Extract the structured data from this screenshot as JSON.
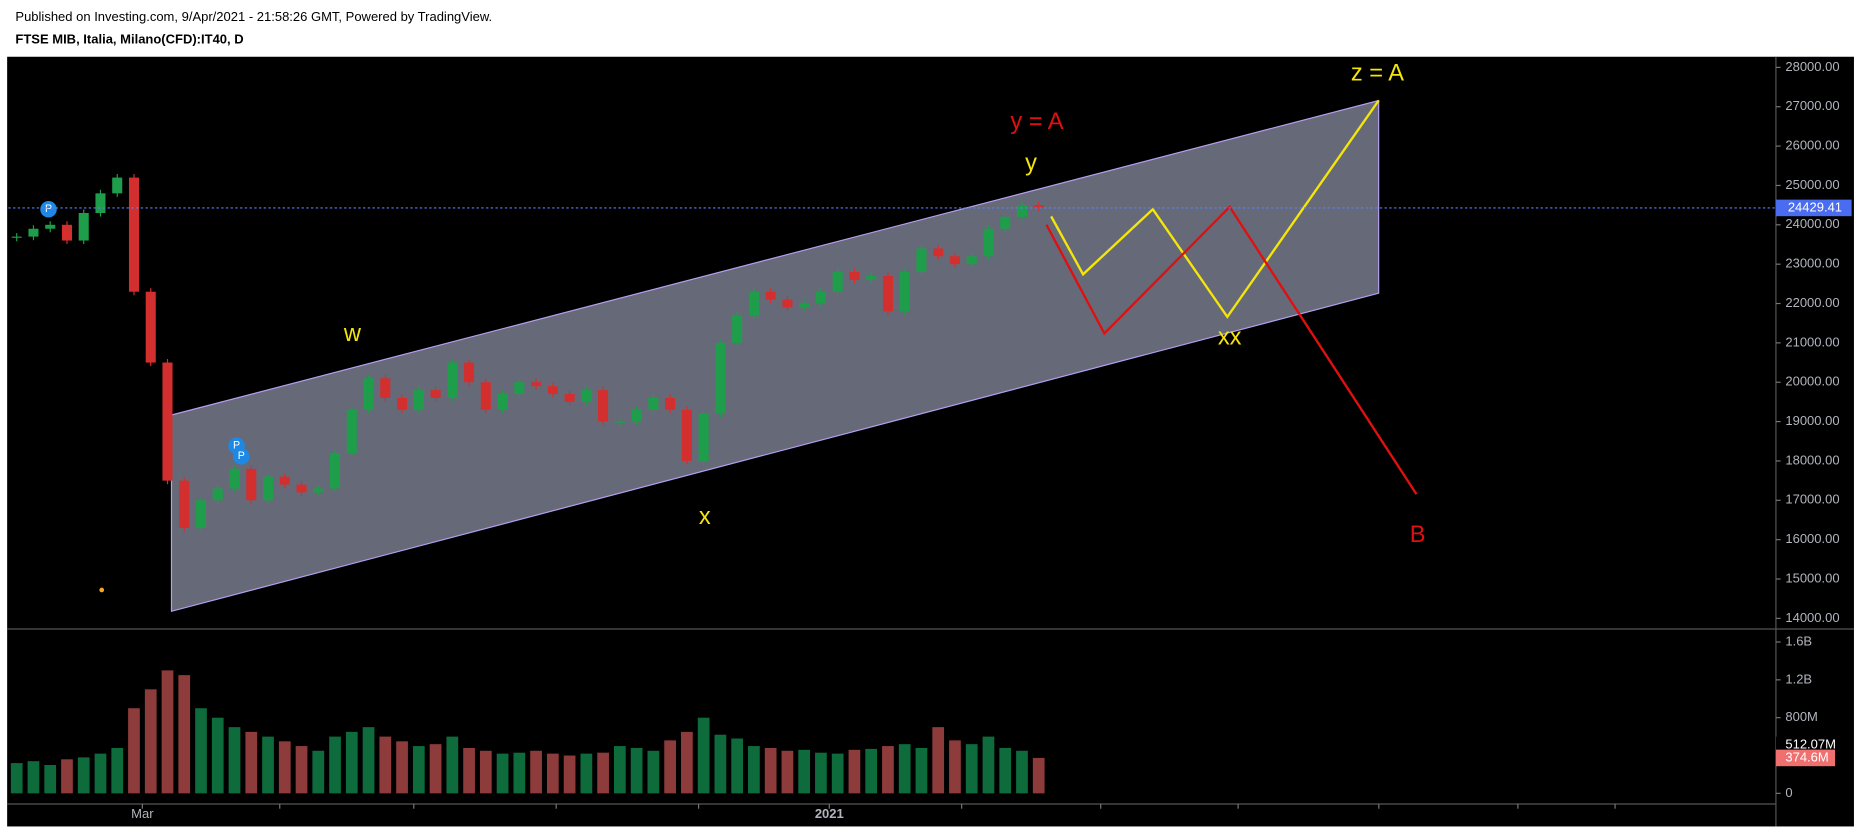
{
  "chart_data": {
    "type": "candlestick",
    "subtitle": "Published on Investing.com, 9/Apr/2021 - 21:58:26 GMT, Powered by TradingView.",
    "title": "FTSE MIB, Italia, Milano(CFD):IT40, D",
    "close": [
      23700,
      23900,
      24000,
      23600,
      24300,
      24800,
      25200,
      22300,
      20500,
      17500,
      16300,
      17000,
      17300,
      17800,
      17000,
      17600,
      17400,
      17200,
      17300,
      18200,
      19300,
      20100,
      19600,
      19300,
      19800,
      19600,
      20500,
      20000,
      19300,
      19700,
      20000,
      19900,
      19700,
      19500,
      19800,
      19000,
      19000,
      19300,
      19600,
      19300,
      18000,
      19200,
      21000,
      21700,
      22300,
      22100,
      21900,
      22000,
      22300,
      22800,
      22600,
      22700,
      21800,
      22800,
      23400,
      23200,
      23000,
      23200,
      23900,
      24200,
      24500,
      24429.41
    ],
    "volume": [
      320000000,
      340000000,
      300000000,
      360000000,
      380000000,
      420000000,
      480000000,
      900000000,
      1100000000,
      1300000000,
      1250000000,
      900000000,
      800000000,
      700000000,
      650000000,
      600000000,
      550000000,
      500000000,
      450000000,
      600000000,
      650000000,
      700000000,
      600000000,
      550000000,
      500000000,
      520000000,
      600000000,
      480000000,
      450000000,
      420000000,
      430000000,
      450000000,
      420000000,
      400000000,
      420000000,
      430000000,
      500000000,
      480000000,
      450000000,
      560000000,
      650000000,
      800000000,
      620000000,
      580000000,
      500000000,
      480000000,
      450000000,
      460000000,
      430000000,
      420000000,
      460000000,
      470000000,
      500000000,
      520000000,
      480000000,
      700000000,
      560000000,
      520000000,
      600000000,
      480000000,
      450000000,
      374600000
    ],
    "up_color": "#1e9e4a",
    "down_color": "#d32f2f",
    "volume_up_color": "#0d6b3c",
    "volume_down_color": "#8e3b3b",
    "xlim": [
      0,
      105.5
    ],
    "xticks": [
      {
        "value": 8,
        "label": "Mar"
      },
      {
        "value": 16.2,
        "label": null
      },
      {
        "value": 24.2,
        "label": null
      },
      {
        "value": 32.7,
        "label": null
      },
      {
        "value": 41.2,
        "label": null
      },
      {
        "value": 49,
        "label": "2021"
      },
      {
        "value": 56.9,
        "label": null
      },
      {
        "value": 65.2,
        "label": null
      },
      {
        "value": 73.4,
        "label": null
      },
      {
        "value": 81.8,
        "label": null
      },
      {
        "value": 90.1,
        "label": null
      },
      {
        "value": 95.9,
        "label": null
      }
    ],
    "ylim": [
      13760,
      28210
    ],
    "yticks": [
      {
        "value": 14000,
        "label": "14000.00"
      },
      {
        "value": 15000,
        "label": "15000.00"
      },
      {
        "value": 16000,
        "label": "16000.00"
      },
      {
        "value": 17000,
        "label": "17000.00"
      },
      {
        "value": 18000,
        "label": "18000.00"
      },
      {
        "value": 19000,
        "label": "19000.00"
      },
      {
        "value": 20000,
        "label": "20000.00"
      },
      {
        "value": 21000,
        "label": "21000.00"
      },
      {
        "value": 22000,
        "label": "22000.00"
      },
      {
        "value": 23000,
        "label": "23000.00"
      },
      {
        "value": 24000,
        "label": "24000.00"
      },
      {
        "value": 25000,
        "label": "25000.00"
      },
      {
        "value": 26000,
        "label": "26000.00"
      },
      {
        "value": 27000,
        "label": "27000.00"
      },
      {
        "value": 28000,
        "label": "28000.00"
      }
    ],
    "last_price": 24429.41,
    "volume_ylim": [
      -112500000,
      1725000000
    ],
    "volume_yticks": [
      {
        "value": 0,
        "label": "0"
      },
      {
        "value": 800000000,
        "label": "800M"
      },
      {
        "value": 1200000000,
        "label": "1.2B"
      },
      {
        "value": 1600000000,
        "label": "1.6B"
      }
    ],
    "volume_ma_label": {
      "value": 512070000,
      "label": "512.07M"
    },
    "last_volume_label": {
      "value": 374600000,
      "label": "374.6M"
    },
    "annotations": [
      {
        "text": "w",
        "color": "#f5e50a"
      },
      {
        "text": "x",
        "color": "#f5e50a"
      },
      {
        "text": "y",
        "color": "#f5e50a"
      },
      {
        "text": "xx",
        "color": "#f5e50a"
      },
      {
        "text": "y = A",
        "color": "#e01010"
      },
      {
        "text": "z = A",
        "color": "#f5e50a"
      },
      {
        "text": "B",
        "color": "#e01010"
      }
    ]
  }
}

***

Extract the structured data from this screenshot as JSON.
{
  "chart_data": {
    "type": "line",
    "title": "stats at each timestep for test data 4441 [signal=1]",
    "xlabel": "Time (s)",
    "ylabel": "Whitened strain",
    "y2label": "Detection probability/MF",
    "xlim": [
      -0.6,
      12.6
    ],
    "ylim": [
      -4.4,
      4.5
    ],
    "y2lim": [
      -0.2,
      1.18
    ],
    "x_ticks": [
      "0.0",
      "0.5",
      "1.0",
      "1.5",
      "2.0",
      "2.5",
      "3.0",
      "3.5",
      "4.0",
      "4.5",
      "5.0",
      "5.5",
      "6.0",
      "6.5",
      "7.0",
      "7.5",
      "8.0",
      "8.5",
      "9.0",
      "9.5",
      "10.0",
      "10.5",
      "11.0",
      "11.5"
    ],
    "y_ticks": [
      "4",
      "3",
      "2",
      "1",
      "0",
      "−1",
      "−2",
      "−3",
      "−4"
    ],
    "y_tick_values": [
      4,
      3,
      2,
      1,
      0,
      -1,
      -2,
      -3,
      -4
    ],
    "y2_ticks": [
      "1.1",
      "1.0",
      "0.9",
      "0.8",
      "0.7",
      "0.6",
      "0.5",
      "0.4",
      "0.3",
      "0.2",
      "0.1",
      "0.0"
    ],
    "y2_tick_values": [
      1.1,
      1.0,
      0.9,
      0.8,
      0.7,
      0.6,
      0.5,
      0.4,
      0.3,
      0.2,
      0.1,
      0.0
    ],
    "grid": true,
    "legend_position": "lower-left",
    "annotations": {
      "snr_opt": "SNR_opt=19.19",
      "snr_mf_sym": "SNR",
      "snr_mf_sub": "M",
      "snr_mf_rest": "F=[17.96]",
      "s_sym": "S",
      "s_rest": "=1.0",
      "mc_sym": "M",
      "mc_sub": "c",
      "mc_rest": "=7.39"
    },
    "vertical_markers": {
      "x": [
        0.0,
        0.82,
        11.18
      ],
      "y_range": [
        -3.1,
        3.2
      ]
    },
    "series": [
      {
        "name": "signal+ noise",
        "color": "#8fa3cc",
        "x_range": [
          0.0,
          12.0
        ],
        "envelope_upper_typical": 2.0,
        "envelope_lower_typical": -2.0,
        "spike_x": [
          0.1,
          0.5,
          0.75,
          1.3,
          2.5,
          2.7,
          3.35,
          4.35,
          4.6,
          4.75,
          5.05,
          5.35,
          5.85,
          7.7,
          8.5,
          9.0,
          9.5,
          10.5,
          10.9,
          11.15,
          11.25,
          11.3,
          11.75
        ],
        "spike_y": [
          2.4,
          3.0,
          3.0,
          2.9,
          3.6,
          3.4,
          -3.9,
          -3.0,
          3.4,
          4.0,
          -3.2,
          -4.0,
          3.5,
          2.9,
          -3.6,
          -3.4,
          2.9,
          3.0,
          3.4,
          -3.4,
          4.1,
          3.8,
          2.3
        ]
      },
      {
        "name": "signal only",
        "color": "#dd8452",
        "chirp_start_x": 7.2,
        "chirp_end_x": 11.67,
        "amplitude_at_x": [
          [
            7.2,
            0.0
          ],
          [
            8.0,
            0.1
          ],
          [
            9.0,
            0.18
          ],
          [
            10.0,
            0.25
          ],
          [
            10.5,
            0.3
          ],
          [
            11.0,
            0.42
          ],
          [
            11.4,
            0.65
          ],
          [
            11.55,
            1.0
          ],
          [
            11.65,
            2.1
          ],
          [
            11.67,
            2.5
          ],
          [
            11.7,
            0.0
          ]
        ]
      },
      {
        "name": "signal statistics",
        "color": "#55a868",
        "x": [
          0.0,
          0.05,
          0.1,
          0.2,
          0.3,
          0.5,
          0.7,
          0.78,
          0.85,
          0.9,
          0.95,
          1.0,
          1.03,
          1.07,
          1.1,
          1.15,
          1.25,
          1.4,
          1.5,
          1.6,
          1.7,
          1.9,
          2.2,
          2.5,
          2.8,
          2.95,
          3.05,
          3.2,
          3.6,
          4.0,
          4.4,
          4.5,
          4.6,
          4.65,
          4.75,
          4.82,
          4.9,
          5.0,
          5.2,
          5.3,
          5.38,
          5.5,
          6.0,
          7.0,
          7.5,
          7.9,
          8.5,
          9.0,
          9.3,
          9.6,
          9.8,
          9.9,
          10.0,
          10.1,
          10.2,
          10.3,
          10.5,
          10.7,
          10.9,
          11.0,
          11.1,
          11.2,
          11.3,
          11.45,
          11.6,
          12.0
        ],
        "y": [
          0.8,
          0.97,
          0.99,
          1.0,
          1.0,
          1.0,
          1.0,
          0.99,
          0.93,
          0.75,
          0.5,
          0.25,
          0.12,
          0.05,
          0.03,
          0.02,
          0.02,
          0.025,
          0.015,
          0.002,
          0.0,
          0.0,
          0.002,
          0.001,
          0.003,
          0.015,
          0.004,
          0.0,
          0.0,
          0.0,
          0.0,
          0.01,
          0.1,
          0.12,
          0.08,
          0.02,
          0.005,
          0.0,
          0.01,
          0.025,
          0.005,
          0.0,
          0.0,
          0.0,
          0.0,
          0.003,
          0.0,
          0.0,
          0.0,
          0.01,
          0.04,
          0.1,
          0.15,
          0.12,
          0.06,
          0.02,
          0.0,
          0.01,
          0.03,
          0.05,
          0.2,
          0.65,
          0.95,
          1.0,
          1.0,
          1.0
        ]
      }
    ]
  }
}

***

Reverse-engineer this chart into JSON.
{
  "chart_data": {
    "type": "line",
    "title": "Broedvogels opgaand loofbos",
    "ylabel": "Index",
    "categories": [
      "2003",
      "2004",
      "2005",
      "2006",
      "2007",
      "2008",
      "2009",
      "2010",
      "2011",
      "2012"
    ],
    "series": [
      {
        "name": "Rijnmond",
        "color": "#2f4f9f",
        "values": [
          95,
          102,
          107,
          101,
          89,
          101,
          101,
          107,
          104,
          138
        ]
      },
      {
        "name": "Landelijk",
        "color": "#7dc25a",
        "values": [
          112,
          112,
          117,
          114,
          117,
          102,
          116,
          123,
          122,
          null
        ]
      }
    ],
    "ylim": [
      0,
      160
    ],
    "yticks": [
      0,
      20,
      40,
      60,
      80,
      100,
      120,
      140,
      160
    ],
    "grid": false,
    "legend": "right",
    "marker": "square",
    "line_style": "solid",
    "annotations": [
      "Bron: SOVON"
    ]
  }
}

***

> **TO DO**
Copy whichever lines in the listing above contain the word "name".

> **OUTPUT BELOW**
        "name": "signal+ noise",
        "name": "signal only",
        "name": "signal statistics",
        "name": "Rijnmond",
        "name": "Landelijk",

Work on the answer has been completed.